### Stated task
Reproduce each line from the records that holds "ylabel".

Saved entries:
○ ○ ○ ○ ○

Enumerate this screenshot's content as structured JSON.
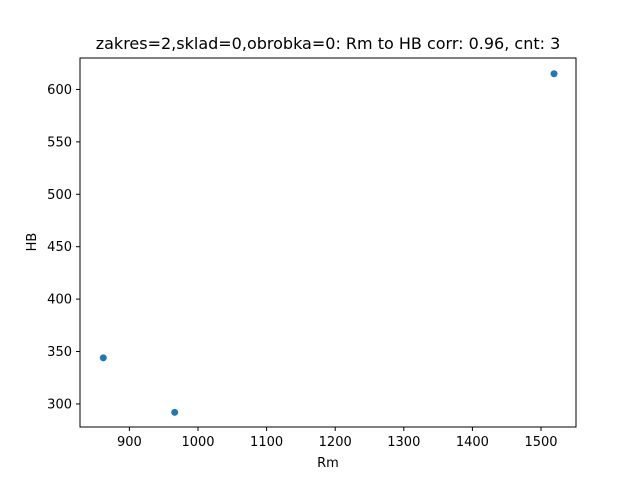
{
  "chart_data": {
    "type": "scatter",
    "title": "zakres=2,sklad=0,obrobka=0: Rm to HB corr: 0.96, cnt: 3",
    "xlabel": "Rm",
    "ylabel": "HB",
    "xlim": [
      828,
      1551
    ],
    "ylim": [
      278,
      630
    ],
    "xticks": [
      900,
      1000,
      1100,
      1200,
      1300,
      1400,
      1500
    ],
    "yticks": [
      300,
      350,
      400,
      450,
      500,
      550,
      600
    ],
    "points": [
      {
        "x": 862,
        "y": 344
      },
      {
        "x": 966,
        "y": 292
      },
      {
        "x": 1519,
        "y": 615
      }
    ],
    "marker_color": "#1f77b4",
    "grid": false,
    "legend": "none"
  }
}
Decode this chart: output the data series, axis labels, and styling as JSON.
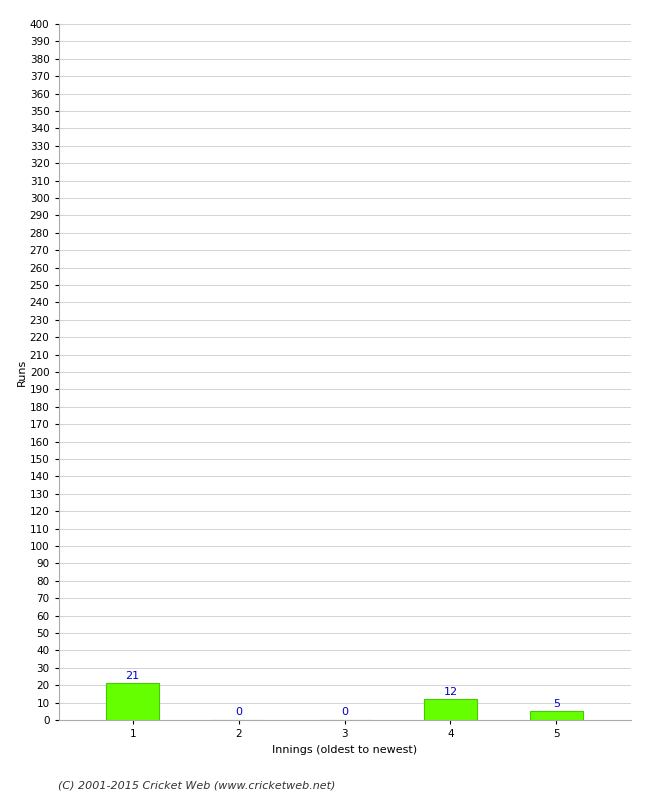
{
  "categories": [
    1,
    2,
    3,
    4,
    5
  ],
  "values": [
    21,
    0,
    0,
    12,
    5
  ],
  "bar_color": "#66ff00",
  "bar_edge_color": "#44cc00",
  "xlabel": "Innings (oldest to newest)",
  "ylabel": "Runs",
  "ylim": [
    0,
    400
  ],
  "label_color": "#0000cc",
  "footer": "(C) 2001-2015 Cricket Web (www.cricketweb.net)",
  "background_color": "#ffffff",
  "grid_color": "#cccccc",
  "spine_color": "#aaaaaa",
  "tick_fontsize": 7.5,
  "label_fontsize": 8,
  "footer_fontsize": 8
}
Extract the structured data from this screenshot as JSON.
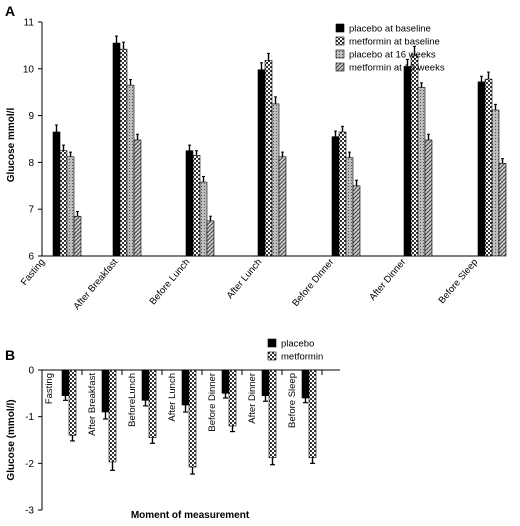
{
  "chart_data": [
    {
      "panel_label": "A",
      "type": "bar",
      "ylabel": "Glucose mmol/l",
      "ylim": [
        6,
        11
      ],
      "yticks": [
        6,
        7,
        8,
        9,
        10,
        11
      ],
      "categories": [
        "Fasting",
        "After Breakfast",
        "Before Lunch",
        "After Lunch",
        "Before Dinner",
        "After Dinner",
        "Before Sleep"
      ],
      "legend_position": "top-right",
      "series": [
        {
          "name": "placebo at baseline",
          "pattern": "solid-black",
          "values": [
            8.65,
            10.55,
            8.25,
            9.98,
            8.55,
            10.05,
            9.72
          ],
          "errors": [
            0.15,
            0.15,
            0.12,
            0.15,
            0.12,
            0.15,
            0.12
          ]
        },
        {
          "name": "metformin at baseline",
          "pattern": "checker",
          "values": [
            8.25,
            10.42,
            8.15,
            10.18,
            8.65,
            10.3,
            9.78
          ],
          "errors": [
            0.12,
            0.15,
            0.1,
            0.15,
            0.12,
            0.18,
            0.15
          ]
        },
        {
          "name": "placebo at 16 weeks",
          "pattern": "dotted-gray",
          "values": [
            8.12,
            9.65,
            7.58,
            9.25,
            8.1,
            9.6,
            9.12
          ],
          "errors": [
            0.1,
            0.12,
            0.12,
            0.15,
            0.12,
            0.1,
            0.12
          ]
        },
        {
          "name": "metformin at 16 weeks",
          "pattern": "hatched-gray",
          "values": [
            6.85,
            8.48,
            6.75,
            8.12,
            7.5,
            8.48,
            7.98
          ],
          "errors": [
            0.1,
            0.12,
            0.1,
            0.1,
            0.12,
            0.12,
            0.1
          ]
        }
      ]
    },
    {
      "panel_label": "B",
      "type": "bar",
      "ylabel": "Glucose (mmol/l)",
      "xlabel": "Moment of measurement",
      "ylim": [
        -3,
        0
      ],
      "yticks": [
        0,
        -1,
        -2,
        -3
      ],
      "categories": [
        "Fasting",
        "After Breakfast",
        "BeforeLunch",
        "After Lunch",
        "Before Dinner",
        "After Dinner",
        "Before Sleep"
      ],
      "legend_position": "top-right",
      "series": [
        {
          "name": "placebo",
          "pattern": "solid-black",
          "values": [
            -0.55,
            -0.9,
            -0.65,
            -0.75,
            -0.5,
            -0.55,
            -0.6
          ],
          "errors": [
            0.1,
            0.15,
            0.12,
            0.15,
            0.1,
            0.12,
            0.1
          ]
        },
        {
          "name": "metformin",
          "pattern": "checker",
          "values": [
            -1.4,
            -1.97,
            -1.45,
            -2.08,
            -1.2,
            -1.88,
            -1.88
          ],
          "errors": [
            0.12,
            0.18,
            0.12,
            0.15,
            0.12,
            0.15,
            0.12
          ]
        }
      ]
    }
  ]
}
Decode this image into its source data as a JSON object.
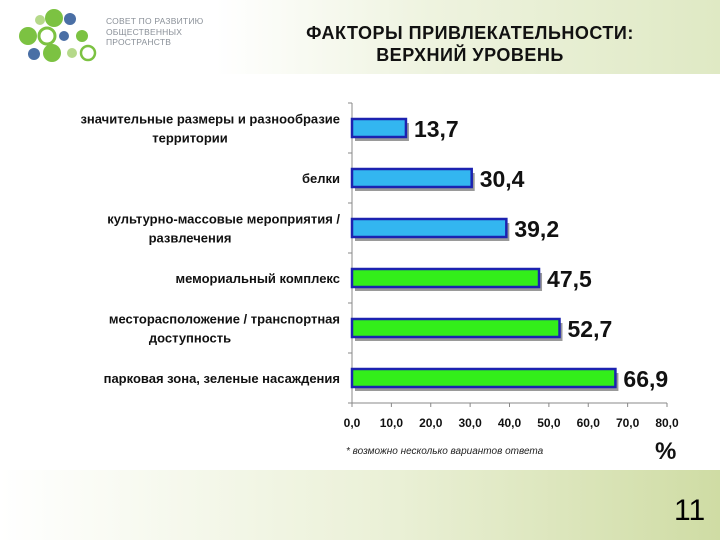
{
  "header": {
    "logo_lines": [
      "СОВЕТ ПО РАЗВИТИЮ",
      "ОБЩЕСТВЕННЫХ",
      "ПРОСТРАНСТВ"
    ],
    "title_lines": [
      "ФАКТОРЫ ПРИВЛЕКАТЕЛЬНОСТИ:",
      "ВЕРХНИЙ УРОВЕНЬ"
    ]
  },
  "chart_data": {
    "type": "bar",
    "orientation": "horizontal",
    "categories": [
      "значительные размеры и разнообразие территории",
      "белки",
      "культурно-массовые мероприятия / развлечения",
      "мемориальный комплекс",
      "месторасположение / транспортная доступность",
      "парковая зона, зеленые насаждения"
    ],
    "category_label_lines": [
      [
        "значительные размеры и разнообразие",
        "территории"
      ],
      [
        "белки"
      ],
      [
        "культурно-массовые мероприятия /",
        "развлечения"
      ],
      [
        "мемориальный комплекс"
      ],
      [
        "месторасположение / транспортная",
        "доступность"
      ],
      [
        "парковая зона, зеленые насаждения"
      ]
    ],
    "values": [
      13.7,
      30.4,
      39.2,
      47.5,
      52.7,
      66.9
    ],
    "value_labels": [
      "13,7",
      "30,4",
      "39,2",
      "47,5",
      "52,7",
      "66,9"
    ],
    "bar_colors": [
      "#33b6f0",
      "#33b6f0",
      "#33b6f0",
      "#33ee1a",
      "#33ee1a",
      "#33ee1a"
    ],
    "bar_border_color": "#1c22b0",
    "xlim": [
      0,
      80
    ],
    "x_ticks": [
      "0,0",
      "10,0",
      "20,0",
      "30,0",
      "40,0",
      "50,0",
      "60,0",
      "70,0",
      "80,0"
    ],
    "unit_label": "%",
    "grid": false
  },
  "note": "* возможно несколько вариантов ответа",
  "page_number": "11"
}
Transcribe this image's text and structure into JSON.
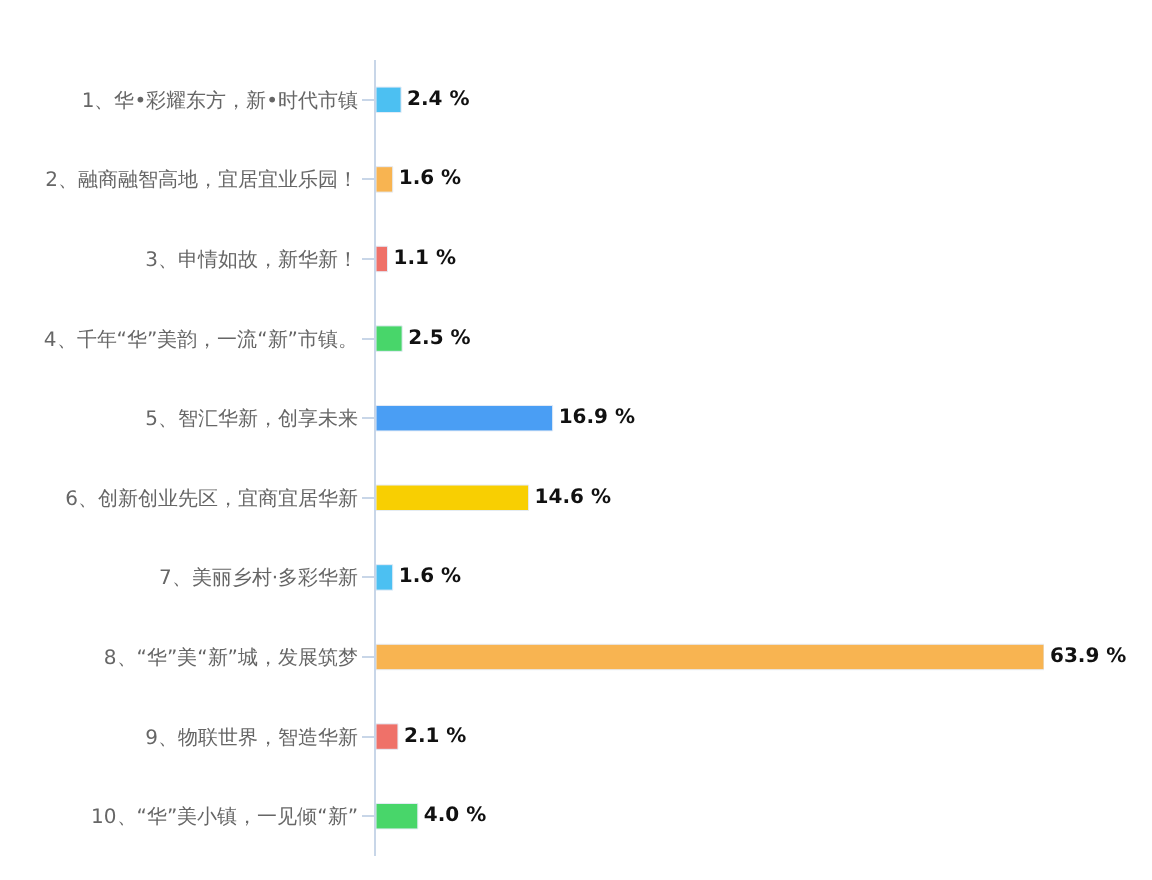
{
  "chart_data": {
    "type": "bar",
    "orientation": "horizontal",
    "categories": [
      "1、华•彩耀东方，新•时代市镇",
      "2、融商融智高地，宜居宜业乐园！",
      "3、申情如故，新华新！",
      "4、千年“华”美韵，一流“新”市镇。",
      "5、智汇华新，创享未来",
      "6、创新创业先区，宜商宜居华新",
      "7、美丽乡村·多彩华新",
      "8、“华”美“新”城，发展筑梦",
      "9、物联世界，智造华新",
      "10、“华”美小镇，一见倾“新”"
    ],
    "values": [
      2.4,
      1.6,
      1.1,
      2.5,
      16.9,
      14.6,
      1.6,
      63.9,
      2.1,
      4.0
    ],
    "colors": [
      "#4cc0f2",
      "#f8b451",
      "#ef7169",
      "#48d66a",
      "#4a9ef4",
      "#f8cf02",
      "#4cc0f2",
      "#f8b451",
      "#ef7169",
      "#48d66a"
    ],
    "value_labels": [
      "2.4 %",
      "1.6 %",
      "1.1 %",
      "2.5 %",
      "16.9 %",
      "14.6 %",
      "1.6 %",
      "63.9 %",
      "2.1 %",
      "4.0 %"
    ],
    "tick_labels": "y"
  }
}
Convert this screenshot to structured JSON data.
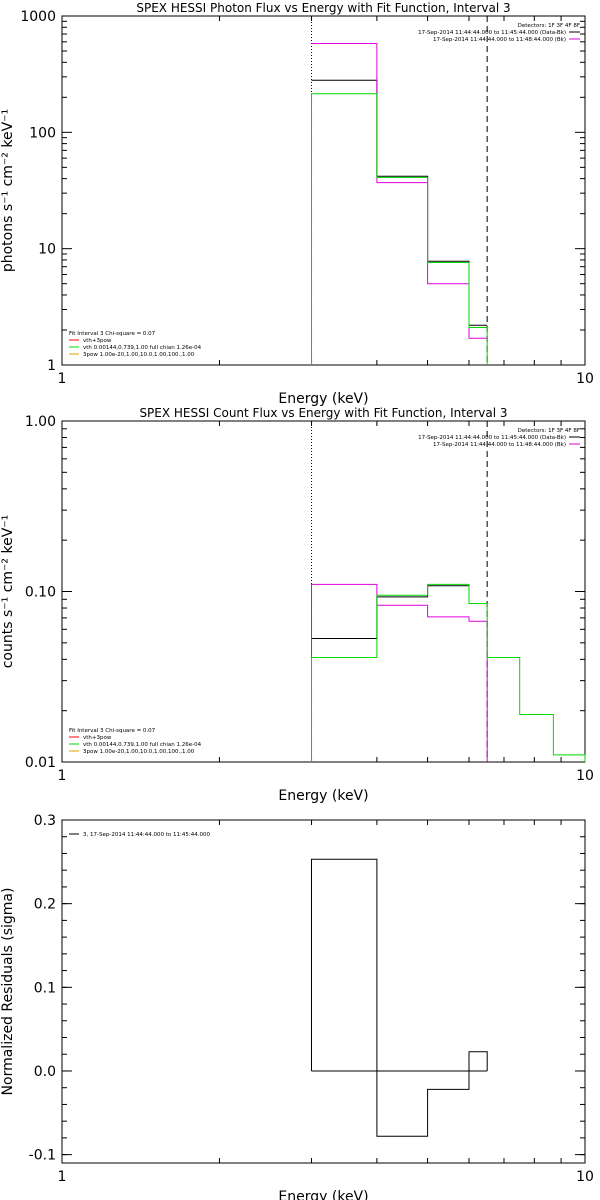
{
  "colors": {
    "black": "#000000",
    "magenta": "#e000e0",
    "green": "#00d800",
    "red": "#ff0000",
    "orange": "#e0a000"
  },
  "chart_data": [
    {
      "type": "line",
      "scale": "log-log",
      "title": "SPEX HESSI Photon Flux vs Energy with Fit Function, Interval 3",
      "xlabel": "Energy (keV)",
      "ylabel": "photons s⁻¹ cm⁻² keV⁻¹",
      "xlim": [
        1,
        10
      ],
      "ylim": [
        1,
        1000
      ],
      "xticks": [
        "1",
        "10"
      ],
      "yticks": [
        {
          "v": 1,
          "l": "1"
        },
        {
          "v": 10,
          "l": "10"
        },
        {
          "v": 100,
          "l": "100"
        },
        {
          "v": 1000,
          "l": "1000"
        }
      ],
      "vlines": [
        {
          "x": 3,
          "style": "dotted"
        },
        {
          "x": 6.5,
          "style": "dashed"
        }
      ],
      "legend_tr": {
        "header": "Detectors: 1F 3F 4F 8F",
        "items": [
          {
            "text": "17-Sep-2014 11:44:44.000 to 11:45:44.000 (Data-Bk)",
            "color": "#000000"
          },
          {
            "text": "17-Sep-2014 11:44:44.000 to 11:48:44.000 (Bk)",
            "color": "#e000e0"
          }
        ]
      },
      "legend_bl": {
        "header": "Fit Interval 3   Chi-square = 0.07",
        "items": [
          {
            "text": "vth+3pow",
            "color": "#ff0000"
          },
          {
            "text": "vth 0.00144,0.739,1.00   full chian 1.26e-04",
            "color": "#00d800"
          },
          {
            "text": "3pow 1.00e-20,1.00,10.0,1.00,100.,1.00",
            "color": "#e0a000"
          }
        ]
      },
      "series": [
        {
          "name": "Data-Bk",
          "color": "#000000",
          "edges": [
            3,
            4,
            5,
            6,
            6.5
          ],
          "values": [
            280,
            42,
            7.8,
            2.2
          ]
        },
        {
          "name": "Bk",
          "color": "#e000e0",
          "edges": [
            3,
            4,
            5,
            6,
            6.5
          ],
          "values": [
            580,
            37,
            5.0,
            1.7
          ]
        },
        {
          "name": "vth+3pow",
          "color": "#00d800",
          "edges": [
            3,
            4,
            5,
            6,
            6.5
          ],
          "values": [
            215,
            41,
            7.6,
            2.1
          ],
          "drop": true
        }
      ]
    },
    {
      "type": "line",
      "scale": "log-log",
      "title": "SPEX HESSI Count Flux vs Energy with Fit Function, Interval 3",
      "xlabel": "Energy (keV)",
      "ylabel": "counts s⁻¹ cm⁻² keV⁻¹",
      "xlim": [
        1,
        10
      ],
      "ylim": [
        0.01,
        1
      ],
      "xticks": [
        "1",
        "10"
      ],
      "yticks": [
        {
          "v": 0.01,
          "l": "0.01"
        },
        {
          "v": 0.1,
          "l": "0.10"
        },
        {
          "v": 1,
          "l": "1.00"
        }
      ],
      "vlines": [
        {
          "x": 3,
          "style": "dotted"
        },
        {
          "x": 6.5,
          "style": "dashed"
        }
      ],
      "legend_tr": {
        "header": "Detectors: 1F 3F 4F 8F",
        "items": [
          {
            "text": "17-Sep-2014 11:44:44.000 to 11:45:44.000 (Data-Bk)",
            "color": "#000000"
          },
          {
            "text": "17-Sep-2014 11:44:44.000 to 11:48:44.000 (Bk)",
            "color": "#e000e0"
          }
        ]
      },
      "legend_bl": {
        "header": "Fit Interval 3   Chi-square = 0.07",
        "items": [
          {
            "text": "vth+3pow",
            "color": "#ff0000"
          },
          {
            "text": "vth 0.00144,0.739,1.00   full chian 1.26e-04",
            "color": "#00d800"
          },
          {
            "text": "3pow 1.00e-20,1.00,10.0,1.00,100.,1.00",
            "color": "#e0a000"
          }
        ]
      },
      "series": [
        {
          "name": "Data-Bk",
          "color": "#000000",
          "edges": [
            3,
            4,
            5,
            6,
            6.5
          ],
          "values": [
            0.053,
            0.093,
            0.108,
            0.085
          ]
        },
        {
          "name": "Bk",
          "color": "#e000e0",
          "edges": [
            3,
            4,
            5,
            6,
            6.5
          ],
          "values": [
            0.11,
            0.083,
            0.071,
            0.067
          ],
          "drop": true
        },
        {
          "name": "vth+3pow",
          "color": "#00d800",
          "edges": [
            3,
            4,
            5,
            6,
            6.5,
            7.5,
            8.7,
            10
          ],
          "values": [
            0.041,
            0.095,
            0.11,
            0.085,
            0.041,
            0.019,
            0.011
          ],
          "drop": true
        }
      ]
    },
    {
      "type": "line",
      "scale": "log-x",
      "title": "",
      "xlabel": "Energy (keV)",
      "ylabel": "Normalized Residuals (sigma)",
      "xlim": [
        1,
        10
      ],
      "ylim": [
        -0.11,
        0.3
      ],
      "xticks": [
        "1",
        "10"
      ],
      "yticks": [
        {
          "v": -0.1,
          "l": "-0.1"
        },
        {
          "v": 0,
          "l": "0.0"
        },
        {
          "v": 0.1,
          "l": "0.1"
        },
        {
          "v": 0.2,
          "l": "0.2"
        },
        {
          "v": 0.3,
          "l": "0.3"
        }
      ],
      "legend_tl": {
        "items": [
          {
            "text": "3, 17-Sep-2014 11:44:44.000 to 11:45:44.000",
            "color": "#000000"
          }
        ]
      },
      "series": [
        {
          "name": "3, 17-Sep-2014 11:44:44.000 to 11:45:44.000",
          "color": "#000000",
          "edges": [
            3,
            4,
            5,
            6,
            6.5
          ],
          "values": [
            0.253,
            -0.078,
            -0.022,
            0.023
          ],
          "closed": true
        }
      ]
    }
  ]
}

○ ○ ○ ○ ○

### Exercise result
    "ylabel": "HB",
  "ylabel": "Runs",
      "ylabel": "Glucose mmol/l",
      "ylabel": "Glucose (mmol/l)",
      "ylabel": "photons s⁻¹ cm⁻² keV⁻¹",
      "ylabel": "counts s⁻¹ cm⁻² keV⁻¹",
      "ylabel": "Normalized Residuals (sigma)",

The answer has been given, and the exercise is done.